# [Your task]
For this exercise, repeat all of the material verbatim apart from its images.

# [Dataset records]
* Start *

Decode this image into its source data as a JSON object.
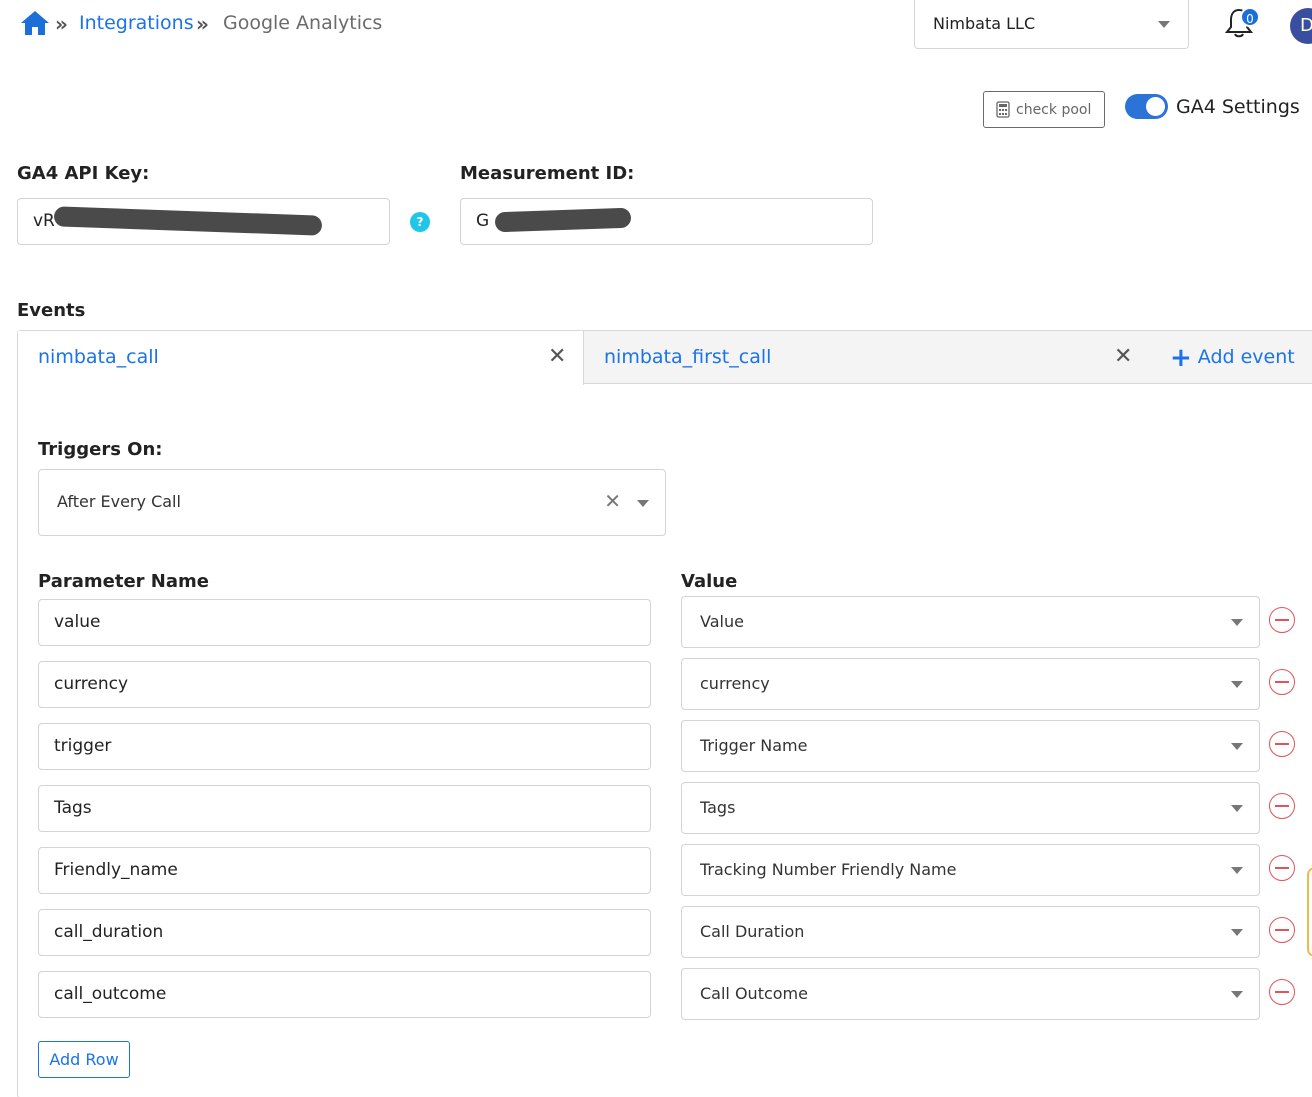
{
  "breadcrumb": {
    "home_icon": "home-icon",
    "separator": "»",
    "link": "Integrations",
    "current": "Google Analytics"
  },
  "header": {
    "company": "Nimbata LLC",
    "notifications_count": "0",
    "avatar_initial": "D"
  },
  "toolbar": {
    "check_pool_label": "check pool",
    "ga4_toggle_label": "GA4 Settings",
    "ga4_toggle_on": true
  },
  "keys": {
    "api_key_label": "GA4 API Key:",
    "api_key_value": "vR",
    "measurement_label": "Measurement ID:",
    "measurement_value": "G"
  },
  "events": {
    "title": "Events",
    "tabs": [
      {
        "label": "nimbata_call",
        "active": true
      },
      {
        "label": "nimbata_first_call",
        "active": false
      }
    ],
    "add_event_label": "Add event",
    "triggers_label": "Triggers On:",
    "triggers_value": "After Every Call",
    "param_header": "Parameter Name",
    "value_header": "Value",
    "rows": [
      {
        "param": "value",
        "value": "Value"
      },
      {
        "param": "currency",
        "value": "currency"
      },
      {
        "param": "trigger",
        "value": "Trigger Name"
      },
      {
        "param": "Tags",
        "value": "Tags"
      },
      {
        "param": "Friendly_name",
        "value": "Tracking Number Friendly Name"
      },
      {
        "param": "call_duration",
        "value": "Call Duration"
      },
      {
        "param": "call_outcome",
        "value": "Call Outcome"
      }
    ],
    "add_row_label": "Add Row"
  },
  "colors": {
    "accent": "#1a73e8",
    "toggle": "#2b73d6",
    "remove": "#e0545a",
    "help": "#1fc6e8"
  }
}
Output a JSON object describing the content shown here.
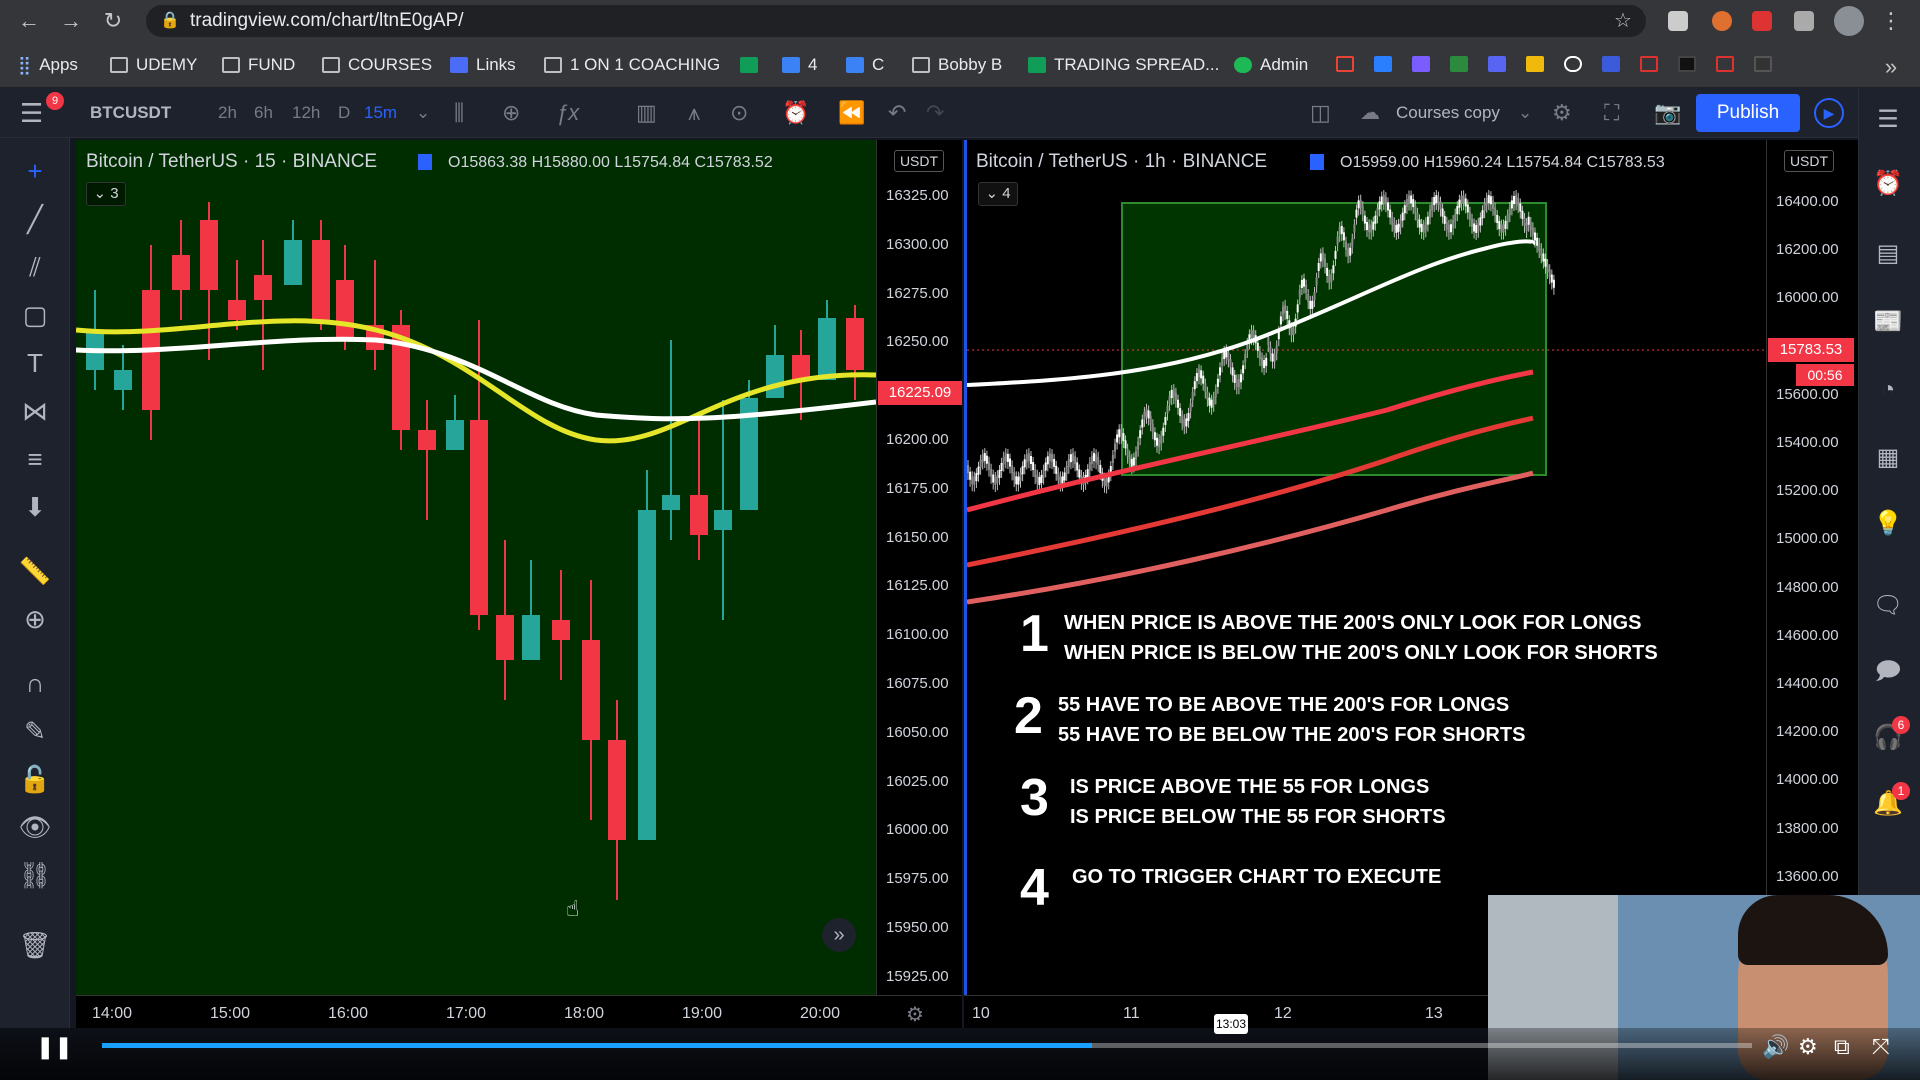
{
  "browser": {
    "url": "tradingview.com/chart/ltnE0gAP/",
    "bookmarks": [
      "Apps",
      "UDEMY",
      "FUND",
      "COURSES",
      "Links",
      "1 ON 1 COACHING",
      "4",
      "C",
      "Bobby B",
      "TRADING SPREAD...",
      "Admin"
    ]
  },
  "toolbar": {
    "symbol": "BTCUSDT",
    "intervals": [
      "2h",
      "6h",
      "12h",
      "D",
      "15m"
    ],
    "active_interval": "15m",
    "layout_name": "Courses copy",
    "publish_label": "Publish",
    "menu_badge": "9"
  },
  "left_chart": {
    "title": "Bitcoin / TetherUS · 15 · BINANCE",
    "ohlc": "O15863.38 H15880.00 L15754.84 C15783.52",
    "indicators_count": "3",
    "currency": "USDT",
    "price_tag": "16225.09",
    "yaxis": [
      "16325.00",
      "16300.00",
      "16275.00",
      "16250.00",
      "16225.00",
      "16200.00",
      "16175.00",
      "16150.00",
      "16125.00",
      "16100.00",
      "16075.00",
      "16050.00",
      "16025.00",
      "16000.00",
      "15975.00",
      "15950.00",
      "15925.00"
    ],
    "xaxis": [
      "14:00",
      "15:00",
      "16:00",
      "17:00",
      "18:00",
      "19:00",
      "20:00"
    ]
  },
  "right_chart": {
    "title": "Bitcoin / TetherUS · 1h · BINANCE",
    "ohlc": "O15959.00 H15960.24 L15754.84 C15783.53",
    "indicators_count": "4",
    "currency": "USDT",
    "price_tag": "15783.53",
    "countdown": "00:56",
    "yaxis": [
      "16400.00",
      "16200.00",
      "16000.00",
      "15800.00",
      "15600.00",
      "15400.00",
      "15200.00",
      "15000.00",
      "14800.00",
      "14600.00",
      "14400.00",
      "14200.00",
      "14000.00",
      "13800.00",
      "13600.00"
    ],
    "xaxis": [
      "10",
      "11",
      "12",
      "13"
    ]
  },
  "rules": [
    {
      "num": "1",
      "lines": [
        "WHEN PRICE IS ABOVE THE 200'S ONLY LOOK FOR LONGS",
        "WHEN PRICE IS BELOW THE 200'S ONLY LOOK FOR SHORTS"
      ]
    },
    {
      "num": "2",
      "lines": [
        "55 HAVE TO BE ABOVE THE 200'S FOR LONGS",
        "55 HAVE TO BE BELOW THE 200'S FOR SHORTS"
      ]
    },
    {
      "num": "3",
      "lines": [
        "IS PRICE ABOVE THE 55 FOR LONGS",
        "IS PRICE BELOW THE 55 FOR SHORTS"
      ]
    },
    {
      "num": "4",
      "lines": [
        "GO TO TRIGGER CHART TO EXECUTE"
      ]
    }
  ],
  "sidebar_badges": {
    "ideas": "6",
    "alerts": "1"
  },
  "player": {
    "hover_time": "13:03",
    "progress": 0.6
  }
}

* End *

# [Result for this exercise]
Decode this image into its source data as a JSON object.
{
  "breadcrumb": {
    "home_icon": "home-icon",
    "separator": "»",
    "link": "Integrations",
    "current": "Google Analytics"
  },
  "header": {
    "company": "Nimbata LLC",
    "notifications_count": "0",
    "avatar_initial": "D"
  },
  "toolbar": {
    "check_pool_label": "check pool",
    "ga4_toggle_label": "GA4 Settings",
    "ga4_toggle_on": true
  },
  "keys": {
    "api_key_label": "GA4 API Key:",
    "api_key_value": "vR",
    "measurement_label": "Measurement ID:",
    "measurement_value": "G"
  },
  "events": {
    "title": "Events",
    "tabs": [
      {
        "label": "nimbata_call",
        "active": true
      },
      {
        "label": "nimbata_first_call",
        "active": false
      }
    ],
    "add_event_label": "Add event",
    "triggers_label": "Triggers On:",
    "triggers_value": "After Every Call",
    "param_header": "Parameter Name",
    "value_header": "Value",
    "rows": [
      {
        "param": "value",
        "value": "Value"
      },
      {
        "param": "currency",
        "value": "currency"
      },
      {
        "param": "trigger",
        "value": "Trigger Name"
      },
      {
        "param": "Tags",
        "value": "Tags"
      },
      {
        "param": "Friendly_name",
        "value": "Tracking Number Friendly Name"
      },
      {
        "param": "call_duration",
        "value": "Call Duration"
      },
      {
        "param": "call_outcome",
        "value": "Call Outcome"
      }
    ],
    "add_row_label": "Add Row"
  },
  "colors": {
    "accent": "#1a73e8",
    "toggle": "#2b73d6",
    "remove": "#e0545a",
    "help": "#1fc6e8"
  }
}
Output a JSON object describing the content shown here.
{
  "browser": {
    "url": "tradingview.com/chart/ltnE0gAP/",
    "bookmarks": [
      "Apps",
      "UDEMY",
      "FUND",
      "COURSES",
      "Links",
      "1 ON 1 COACHING",
      "4",
      "C",
      "Bobby B",
      "TRADING SPREAD...",
      "Admin"
    ]
  },
  "toolbar": {
    "symbol": "BTCUSDT",
    "intervals": [
      "2h",
      "6h",
      "12h",
      "D",
      "15m"
    ],
    "active_interval": "15m",
    "layout_name": "Courses copy",
    "publish_label": "Publish",
    "menu_badge": "9"
  },
  "left_chart": {
    "title": "Bitcoin / TetherUS · 15 · BINANCE",
    "ohlc": "O15863.38 H15880.00 L15754.84 C15783.52",
    "indicators_count": "3",
    "currency": "USDT",
    "price_tag": "16225.09",
    "yaxis": [
      "16325.00",
      "16300.00",
      "16275.00",
      "16250.00",
      "16225.00",
      "16200.00",
      "16175.00",
      "16150.00",
      "16125.00",
      "16100.00",
      "16075.00",
      "16050.00",
      "16025.00",
      "16000.00",
      "15975.00",
      "15950.00",
      "15925.00"
    ],
    "xaxis": [
      "14:00",
      "15:00",
      "16:00",
      "17:00",
      "18:00",
      "19:00",
      "20:00"
    ]
  },
  "right_chart": {
    "title": "Bitcoin / TetherUS · 1h · BINANCE",
    "ohlc": "O15959.00 H15960.24 L15754.84 C15783.53",
    "indicators_count": "4",
    "currency": "USDT",
    "price_tag": "15783.53",
    "countdown": "00:56",
    "yaxis": [
      "16400.00",
      "16200.00",
      "16000.00",
      "15800.00",
      "15600.00",
      "15400.00",
      "15200.00",
      "15000.00",
      "14800.00",
      "14600.00",
      "14400.00",
      "14200.00",
      "14000.00",
      "13800.00",
      "13600.00"
    ],
    "xaxis": [
      "10",
      "11",
      "12",
      "13"
    ]
  },
  "rules": [
    {
      "num": "1",
      "lines": [
        "WHEN PRICE IS ABOVE THE 200'S ONLY LOOK FOR LONGS",
        "WHEN PRICE IS BELOW THE 200'S ONLY LOOK FOR SHORTS"
      ]
    },
    {
      "num": "2",
      "lines": [
        "55 HAVE TO BE ABOVE THE 200'S FOR LONGS",
        "55 HAVE TO BE BELOW THE 200'S FOR SHORTS"
      ]
    },
    {
      "num": "3",
      "lines": [
        "IS PRICE ABOVE THE 55 FOR LONGS",
        "IS PRICE BELOW THE 55 FOR SHORTS"
      ]
    },
    {
      "num": "4",
      "lines": [
        "GO TO TRIGGER CHART TO EXECUTE"
      ]
    }
  ],
  "sidebar_badges": {
    "ideas": "6",
    "alerts": "1"
  },
  "player": {
    "hover_time": "13:03",
    "progress": 0.6
  }
}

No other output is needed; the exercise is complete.